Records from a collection
/---

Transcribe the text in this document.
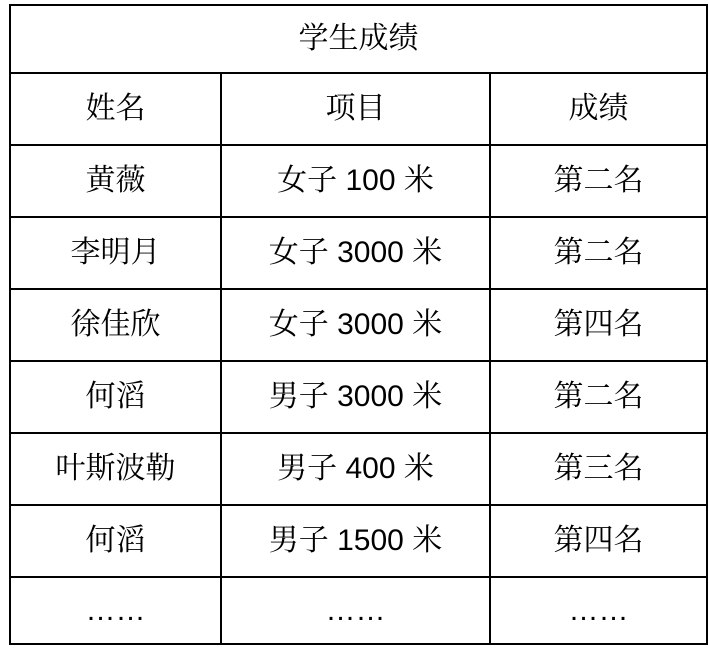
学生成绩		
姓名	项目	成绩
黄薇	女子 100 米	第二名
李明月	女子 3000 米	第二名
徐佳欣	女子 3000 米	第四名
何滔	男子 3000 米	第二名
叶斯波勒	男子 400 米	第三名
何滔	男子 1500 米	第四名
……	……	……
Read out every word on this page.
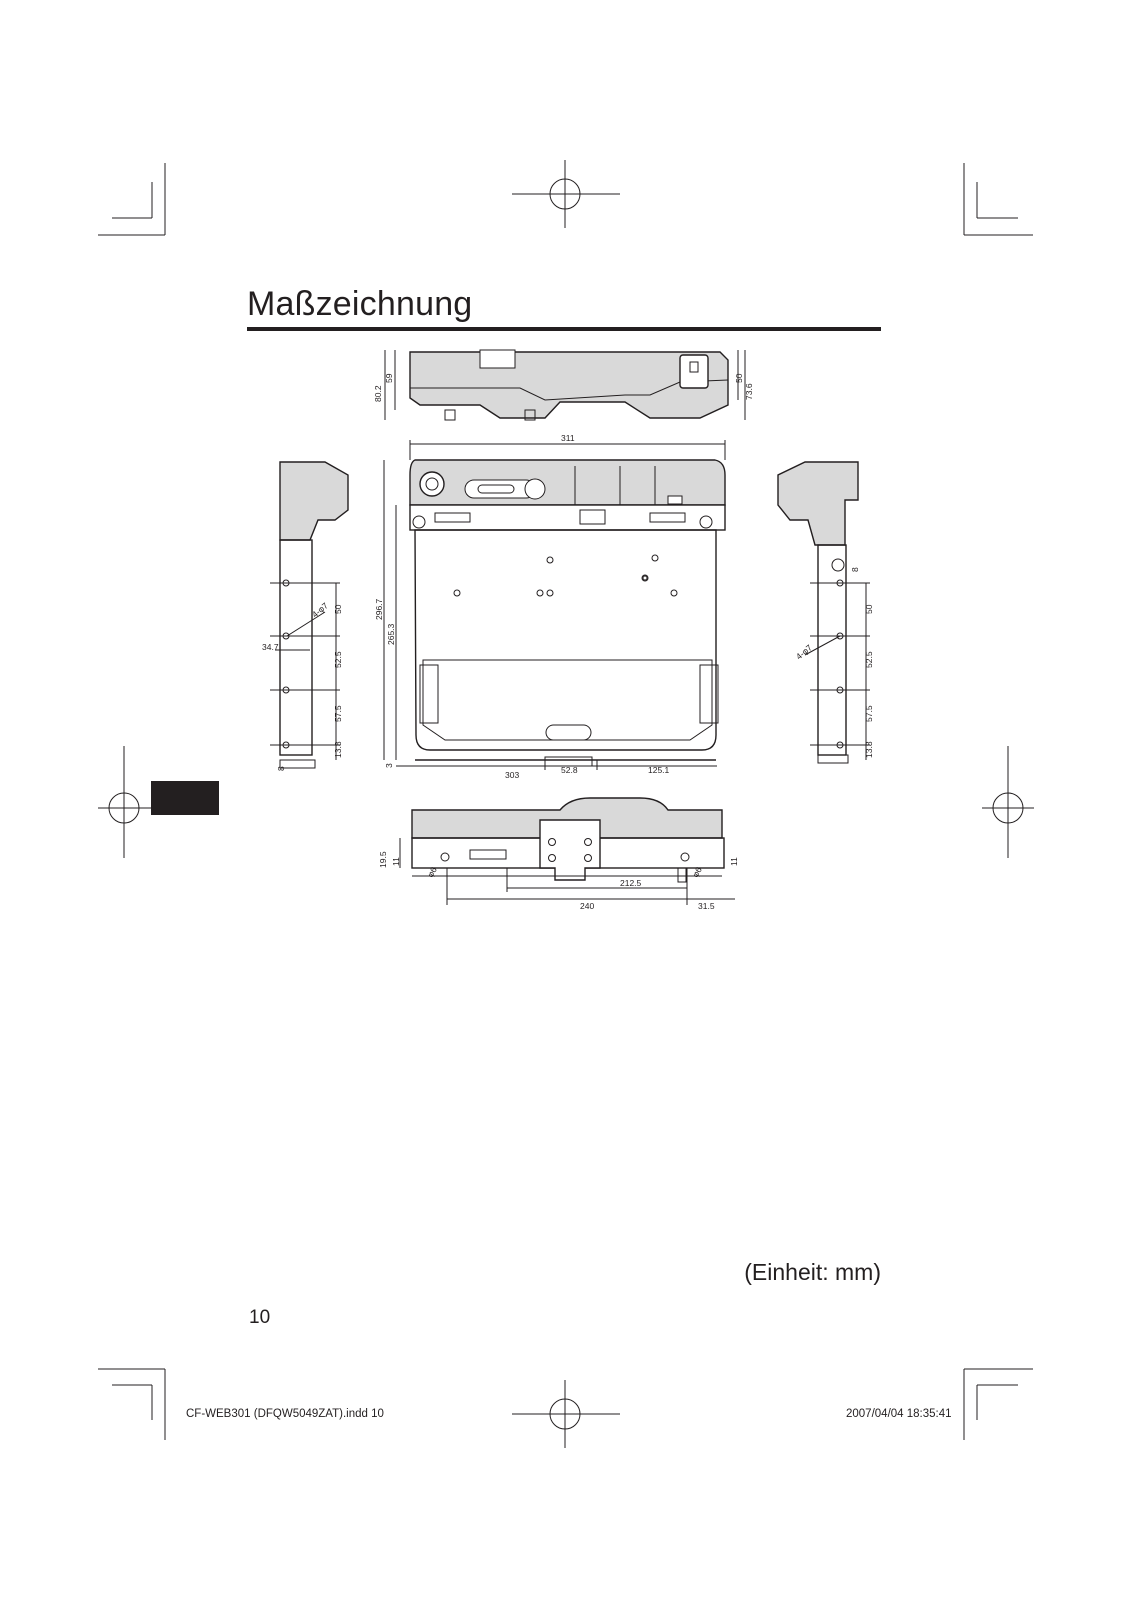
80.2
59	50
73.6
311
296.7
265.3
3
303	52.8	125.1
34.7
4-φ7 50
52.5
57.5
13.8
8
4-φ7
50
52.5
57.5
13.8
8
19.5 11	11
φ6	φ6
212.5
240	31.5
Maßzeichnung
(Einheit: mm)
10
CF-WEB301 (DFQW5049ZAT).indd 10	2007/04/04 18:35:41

\---
/---

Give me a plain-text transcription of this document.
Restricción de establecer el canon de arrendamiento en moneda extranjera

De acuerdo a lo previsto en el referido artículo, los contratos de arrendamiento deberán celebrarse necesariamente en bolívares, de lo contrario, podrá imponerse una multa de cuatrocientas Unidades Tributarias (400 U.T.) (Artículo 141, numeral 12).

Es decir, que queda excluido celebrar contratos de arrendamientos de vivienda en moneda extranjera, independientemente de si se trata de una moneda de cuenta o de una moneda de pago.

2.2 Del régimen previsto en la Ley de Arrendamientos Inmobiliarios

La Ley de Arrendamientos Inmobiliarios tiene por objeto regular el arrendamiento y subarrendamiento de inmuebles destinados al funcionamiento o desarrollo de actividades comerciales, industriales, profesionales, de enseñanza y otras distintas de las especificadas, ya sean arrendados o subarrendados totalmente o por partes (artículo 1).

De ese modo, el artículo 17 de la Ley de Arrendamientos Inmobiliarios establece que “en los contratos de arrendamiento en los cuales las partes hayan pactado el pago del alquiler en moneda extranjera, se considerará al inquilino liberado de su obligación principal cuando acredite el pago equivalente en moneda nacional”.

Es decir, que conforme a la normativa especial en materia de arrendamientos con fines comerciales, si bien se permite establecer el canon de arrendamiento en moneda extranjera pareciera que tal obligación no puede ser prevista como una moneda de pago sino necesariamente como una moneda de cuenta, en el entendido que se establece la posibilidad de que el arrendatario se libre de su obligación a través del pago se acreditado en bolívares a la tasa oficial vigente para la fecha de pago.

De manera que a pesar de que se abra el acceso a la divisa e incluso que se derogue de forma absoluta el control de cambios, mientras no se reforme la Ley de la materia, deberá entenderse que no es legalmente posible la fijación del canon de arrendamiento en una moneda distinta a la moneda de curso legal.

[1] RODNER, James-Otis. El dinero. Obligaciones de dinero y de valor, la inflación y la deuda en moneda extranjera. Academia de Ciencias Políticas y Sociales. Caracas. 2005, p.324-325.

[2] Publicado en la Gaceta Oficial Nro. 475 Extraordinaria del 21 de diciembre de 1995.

\---

Copy every line above that holds the word "contratos".

## Answer to the task
De acuerdo a lo previsto en el referido artículo, los contratos de arrendamiento deberán celebrarse necesariamente en bolívares, de lo contrario, podrá imponerse una multa de cuatrocientas Unidades Tributarias (400 U.T.) (Artículo 141, numeral 12).
Es decir, que queda excluido celebrar contratos de arrendamientos de vivienda en moneda extranjera, independientemente de si se trata de una moneda de cuenta o de una moneda de pago.
De ese modo, el artículo 17 de la Ley de Arrendamientos Inmobiliarios establece que “en los contratos de arrendamiento en los cuales las partes hayan pactado el pago del alquiler en moneda extranjera, se considerará al inquilino liberado de su obligación principal cuando acredite el pago equivalente en moneda nacional”.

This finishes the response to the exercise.